───── DATASET

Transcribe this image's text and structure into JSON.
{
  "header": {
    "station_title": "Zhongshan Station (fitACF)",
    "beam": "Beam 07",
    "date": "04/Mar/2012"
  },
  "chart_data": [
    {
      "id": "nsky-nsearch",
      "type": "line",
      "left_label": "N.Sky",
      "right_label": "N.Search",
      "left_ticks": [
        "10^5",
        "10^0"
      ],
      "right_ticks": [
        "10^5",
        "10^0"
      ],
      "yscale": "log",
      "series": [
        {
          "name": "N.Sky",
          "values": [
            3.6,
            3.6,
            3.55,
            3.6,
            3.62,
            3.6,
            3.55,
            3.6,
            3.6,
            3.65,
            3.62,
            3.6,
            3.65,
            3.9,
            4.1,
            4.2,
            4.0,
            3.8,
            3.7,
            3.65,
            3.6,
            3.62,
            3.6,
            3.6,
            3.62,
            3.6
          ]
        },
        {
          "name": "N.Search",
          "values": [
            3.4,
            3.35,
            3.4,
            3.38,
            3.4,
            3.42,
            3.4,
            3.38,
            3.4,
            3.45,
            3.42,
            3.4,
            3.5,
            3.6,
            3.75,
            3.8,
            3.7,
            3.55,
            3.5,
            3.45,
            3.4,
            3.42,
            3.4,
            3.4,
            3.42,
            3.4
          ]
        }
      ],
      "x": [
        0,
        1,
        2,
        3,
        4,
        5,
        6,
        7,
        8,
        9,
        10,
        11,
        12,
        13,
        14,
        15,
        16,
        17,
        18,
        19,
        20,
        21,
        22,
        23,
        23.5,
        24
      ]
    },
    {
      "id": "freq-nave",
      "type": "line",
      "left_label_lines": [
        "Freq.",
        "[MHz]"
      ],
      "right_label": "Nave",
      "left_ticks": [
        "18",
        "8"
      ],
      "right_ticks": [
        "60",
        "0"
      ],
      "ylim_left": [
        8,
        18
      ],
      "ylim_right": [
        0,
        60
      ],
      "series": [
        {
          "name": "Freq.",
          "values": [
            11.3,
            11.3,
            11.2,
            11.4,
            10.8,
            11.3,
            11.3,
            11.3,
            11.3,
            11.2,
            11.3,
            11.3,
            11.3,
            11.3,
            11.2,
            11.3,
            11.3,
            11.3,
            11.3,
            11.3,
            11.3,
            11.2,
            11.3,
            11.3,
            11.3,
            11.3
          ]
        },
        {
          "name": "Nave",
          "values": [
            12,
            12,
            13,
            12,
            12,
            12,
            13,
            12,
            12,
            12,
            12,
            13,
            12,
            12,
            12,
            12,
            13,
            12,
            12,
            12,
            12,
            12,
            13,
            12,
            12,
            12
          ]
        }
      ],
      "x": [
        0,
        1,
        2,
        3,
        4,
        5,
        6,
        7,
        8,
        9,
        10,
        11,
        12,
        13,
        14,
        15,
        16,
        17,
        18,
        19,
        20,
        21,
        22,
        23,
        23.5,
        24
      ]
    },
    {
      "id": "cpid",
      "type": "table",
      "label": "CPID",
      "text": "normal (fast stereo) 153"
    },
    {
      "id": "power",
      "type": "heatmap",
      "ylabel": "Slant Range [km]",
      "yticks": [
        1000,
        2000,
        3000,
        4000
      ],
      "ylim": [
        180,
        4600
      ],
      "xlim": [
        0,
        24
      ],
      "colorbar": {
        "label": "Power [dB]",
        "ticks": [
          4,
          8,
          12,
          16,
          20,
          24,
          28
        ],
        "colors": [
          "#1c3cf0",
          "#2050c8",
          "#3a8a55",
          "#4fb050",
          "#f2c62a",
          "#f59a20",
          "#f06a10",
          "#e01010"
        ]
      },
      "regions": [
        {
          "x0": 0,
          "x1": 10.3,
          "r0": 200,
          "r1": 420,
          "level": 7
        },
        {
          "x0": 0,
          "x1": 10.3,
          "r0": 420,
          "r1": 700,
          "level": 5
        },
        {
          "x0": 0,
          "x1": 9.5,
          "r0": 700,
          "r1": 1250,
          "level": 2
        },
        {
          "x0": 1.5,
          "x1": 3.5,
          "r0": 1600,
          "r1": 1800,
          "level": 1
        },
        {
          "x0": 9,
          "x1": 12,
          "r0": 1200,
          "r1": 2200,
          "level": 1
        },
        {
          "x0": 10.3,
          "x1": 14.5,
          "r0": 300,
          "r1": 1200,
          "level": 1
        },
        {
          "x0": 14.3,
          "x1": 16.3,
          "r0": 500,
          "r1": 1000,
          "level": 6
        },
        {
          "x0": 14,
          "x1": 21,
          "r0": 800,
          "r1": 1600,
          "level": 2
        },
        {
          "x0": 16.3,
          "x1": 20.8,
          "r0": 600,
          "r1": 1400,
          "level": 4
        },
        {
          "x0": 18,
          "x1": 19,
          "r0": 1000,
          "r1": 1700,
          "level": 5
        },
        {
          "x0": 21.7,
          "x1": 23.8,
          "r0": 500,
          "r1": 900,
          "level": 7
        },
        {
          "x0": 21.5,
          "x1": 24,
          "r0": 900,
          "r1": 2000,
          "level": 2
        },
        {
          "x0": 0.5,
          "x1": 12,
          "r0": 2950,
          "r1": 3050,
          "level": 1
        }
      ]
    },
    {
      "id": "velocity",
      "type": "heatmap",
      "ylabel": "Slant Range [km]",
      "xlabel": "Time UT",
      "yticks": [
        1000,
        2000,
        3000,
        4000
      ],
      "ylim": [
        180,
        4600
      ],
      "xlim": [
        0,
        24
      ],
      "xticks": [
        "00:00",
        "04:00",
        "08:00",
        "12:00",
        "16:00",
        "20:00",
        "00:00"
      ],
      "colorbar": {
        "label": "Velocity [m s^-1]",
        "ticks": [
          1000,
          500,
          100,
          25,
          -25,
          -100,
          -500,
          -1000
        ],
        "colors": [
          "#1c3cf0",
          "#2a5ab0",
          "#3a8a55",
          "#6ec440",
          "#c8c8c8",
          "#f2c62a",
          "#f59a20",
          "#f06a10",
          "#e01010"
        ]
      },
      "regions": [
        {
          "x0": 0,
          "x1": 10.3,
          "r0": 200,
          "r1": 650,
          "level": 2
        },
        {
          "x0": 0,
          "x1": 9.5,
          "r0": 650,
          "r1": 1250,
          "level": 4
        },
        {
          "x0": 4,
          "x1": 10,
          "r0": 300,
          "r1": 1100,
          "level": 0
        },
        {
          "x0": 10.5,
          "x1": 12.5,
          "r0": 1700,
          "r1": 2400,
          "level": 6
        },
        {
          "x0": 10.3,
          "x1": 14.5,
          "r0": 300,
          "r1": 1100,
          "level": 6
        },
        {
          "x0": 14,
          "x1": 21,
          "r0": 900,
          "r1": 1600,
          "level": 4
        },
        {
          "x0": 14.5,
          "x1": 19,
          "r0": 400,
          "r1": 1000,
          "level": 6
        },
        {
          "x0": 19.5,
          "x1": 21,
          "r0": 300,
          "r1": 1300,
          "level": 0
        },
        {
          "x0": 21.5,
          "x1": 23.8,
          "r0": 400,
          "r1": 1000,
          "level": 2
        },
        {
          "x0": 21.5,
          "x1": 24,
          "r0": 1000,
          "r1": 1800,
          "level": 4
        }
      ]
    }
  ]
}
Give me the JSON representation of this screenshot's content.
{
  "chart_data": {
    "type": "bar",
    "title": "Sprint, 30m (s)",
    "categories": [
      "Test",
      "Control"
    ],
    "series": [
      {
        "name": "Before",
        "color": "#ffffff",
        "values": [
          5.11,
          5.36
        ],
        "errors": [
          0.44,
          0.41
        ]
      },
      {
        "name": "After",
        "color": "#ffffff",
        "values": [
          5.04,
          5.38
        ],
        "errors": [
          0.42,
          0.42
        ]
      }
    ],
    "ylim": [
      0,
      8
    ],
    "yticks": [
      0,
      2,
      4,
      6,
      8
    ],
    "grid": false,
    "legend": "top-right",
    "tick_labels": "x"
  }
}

──────────

### WHAT TO DO:
Repeat only the lines from the one holding "Give me the" through the last line of the data.

### FINAL RESULT:
Give me the JSON representation of this screenshot's content.
{
  "chart_data": {
    "type": "bar",
    "title": "Sprint, 30m (s)",
    "categories": [
      "Test",
      "Control"
    ],
    "series": [
      {
        "name": "Before",
        "color": "#ffffff",
        "values": [
          5.11,
          5.36
        ],
        "errors": [
          0.44,
          0.41
        ]
      },
      {
        "name": "After",
        "color": "#ffffff",
        "values": [
          5.04,
          5.38
        ],
        "errors": [
          0.42,
          0.42
        ]
      }
    ],
    "ylim": [
      0,
      8
    ],
    "yticks": [
      0,
      2,
      4,
      6,
      8
    ],
    "grid": false,
    "legend": "top-right",
    "tick_labels": "x"
  }
}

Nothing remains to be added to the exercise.